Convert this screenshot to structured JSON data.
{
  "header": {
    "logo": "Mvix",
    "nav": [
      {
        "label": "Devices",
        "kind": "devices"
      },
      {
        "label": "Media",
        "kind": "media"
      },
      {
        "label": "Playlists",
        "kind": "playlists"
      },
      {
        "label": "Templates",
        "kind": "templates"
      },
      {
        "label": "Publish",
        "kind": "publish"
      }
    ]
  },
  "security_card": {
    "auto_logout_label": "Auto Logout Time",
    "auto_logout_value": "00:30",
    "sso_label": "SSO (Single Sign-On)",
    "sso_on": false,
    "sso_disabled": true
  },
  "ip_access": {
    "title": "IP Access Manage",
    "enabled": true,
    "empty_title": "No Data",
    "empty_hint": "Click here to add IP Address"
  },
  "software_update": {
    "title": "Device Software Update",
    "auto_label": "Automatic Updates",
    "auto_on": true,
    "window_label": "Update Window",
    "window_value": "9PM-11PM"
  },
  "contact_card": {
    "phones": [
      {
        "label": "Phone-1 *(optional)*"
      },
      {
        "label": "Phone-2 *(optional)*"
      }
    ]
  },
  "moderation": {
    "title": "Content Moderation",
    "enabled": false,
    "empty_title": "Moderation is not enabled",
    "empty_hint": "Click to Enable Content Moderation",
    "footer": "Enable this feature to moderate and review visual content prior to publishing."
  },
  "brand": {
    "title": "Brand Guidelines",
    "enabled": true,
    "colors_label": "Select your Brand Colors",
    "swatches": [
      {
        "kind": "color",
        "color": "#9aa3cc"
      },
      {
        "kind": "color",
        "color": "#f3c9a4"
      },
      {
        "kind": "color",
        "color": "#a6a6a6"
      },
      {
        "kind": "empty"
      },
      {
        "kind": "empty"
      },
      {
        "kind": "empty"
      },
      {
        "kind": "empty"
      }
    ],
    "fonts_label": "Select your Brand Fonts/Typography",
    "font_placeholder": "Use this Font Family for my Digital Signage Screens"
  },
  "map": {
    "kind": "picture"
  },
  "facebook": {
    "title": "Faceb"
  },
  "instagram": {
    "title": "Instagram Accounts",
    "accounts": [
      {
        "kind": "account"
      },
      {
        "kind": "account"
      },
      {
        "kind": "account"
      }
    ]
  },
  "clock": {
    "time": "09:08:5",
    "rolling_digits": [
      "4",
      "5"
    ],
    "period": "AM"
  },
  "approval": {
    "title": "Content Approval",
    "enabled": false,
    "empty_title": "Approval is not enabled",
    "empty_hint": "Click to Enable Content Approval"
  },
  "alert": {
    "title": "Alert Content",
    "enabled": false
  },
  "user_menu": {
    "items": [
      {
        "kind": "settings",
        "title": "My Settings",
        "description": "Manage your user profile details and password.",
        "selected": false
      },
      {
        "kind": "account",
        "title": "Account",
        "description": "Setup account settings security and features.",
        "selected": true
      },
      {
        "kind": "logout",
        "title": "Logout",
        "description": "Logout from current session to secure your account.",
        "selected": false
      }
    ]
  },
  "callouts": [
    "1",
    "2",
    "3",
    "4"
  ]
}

▬▬▬▬▬▬▬▬▬▬

> GOAL:
Reproduce the listing above verbatim, from first line to last.

> PROBLEM SOLUTION:
Convert this screenshot to structured JSON data.
{
  "header": {
    "logo": "Mvix",
    "nav": [
      {
        "label": "Devices",
        "kind": "devices"
      },
      {
        "label": "Media",
        "kind": "media"
      },
      {
        "label": "Playlists",
        "kind": "playlists"
      },
      {
        "label": "Templates",
        "kind": "templates"
      },
      {
        "label": "Publish",
        "kind": "publish"
      }
    ]
  },
  "security_card": {
    "auto_logout_label": "Auto Logout Time",
    "auto_logout_value": "00:30",
    "sso_label": "SSO (Single Sign-On)",
    "sso_on": false,
    "sso_disabled": true
  },
  "ip_access": {
    "title": "IP Access Manage",
    "enabled": true,
    "empty_title": "No Data",
    "empty_hint": "Click here to add IP Address"
  },
  "software_update": {
    "title": "Device Software Update",
    "auto_label": "Automatic Updates",
    "auto_on": true,
    "window_label": "Update Window",
    "window_value": "9PM-11PM"
  },
  "contact_card": {
    "phones": [
      {
        "label": "Phone-1 *(optional)*"
      },
      {
        "label": "Phone-2 *(optional)*"
      }
    ]
  },
  "moderation": {
    "title": "Content Moderation",
    "enabled": false,
    "empty_title": "Moderation is not enabled",
    "empty_hint": "Click to Enable Content Moderation",
    "footer": "Enable this feature to moderate and review visual content prior to publishing."
  },
  "brand": {
    "title": "Brand Guidelines",
    "enabled": true,
    "colors_label": "Select your Brand Colors",
    "swatches": [
      {
        "kind": "color",
        "color": "#9aa3cc"
      },
      {
        "kind": "color",
        "color": "#f3c9a4"
      },
      {
        "kind": "color",
        "color": "#a6a6a6"
      },
      {
        "kind": "empty"
      },
      {
        "kind": "empty"
      },
      {
        "kind": "empty"
      },
      {
        "kind": "empty"
      }
    ],
    "fonts_label": "Select your Brand Fonts/Typography",
    "font_placeholder": "Use this Font Family for my Digital Signage Screens"
  },
  "map": {
    "kind": "picture"
  },
  "facebook": {
    "title": "Faceb"
  },
  "instagram": {
    "title": "Instagram Accounts",
    "accounts": [
      {
        "kind": "account"
      },
      {
        "kind": "account"
      },
      {
        "kind": "account"
      }
    ]
  },
  "clock": {
    "time": "09:08:5",
    "rolling_digits": [
      "4",
      "5"
    ],
    "period": "AM"
  },
  "approval": {
    "title": "Content Approval",
    "enabled": false,
    "empty_title": "Approval is not enabled",
    "empty_hint": "Click to Enable Content Approval"
  },
  "alert": {
    "title": "Alert Content",
    "enabled": false
  },
  "user_menu": {
    "items": [
      {
        "kind": "settings",
        "title": "My Settings",
        "description": "Manage your user profile details and password.",
        "selected": false
      },
      {
        "kind": "account",
        "title": "Account",
        "description": "Setup account settings security and features.",
        "selected": true
      },
      {
        "kind": "logout",
        "title": "Logout",
        "description": "Logout from current session to secure your account.",
        "selected": false
      }
    ]
  },
  "callouts": [
    "1",
    "2",
    "3",
    "4"
  ]
}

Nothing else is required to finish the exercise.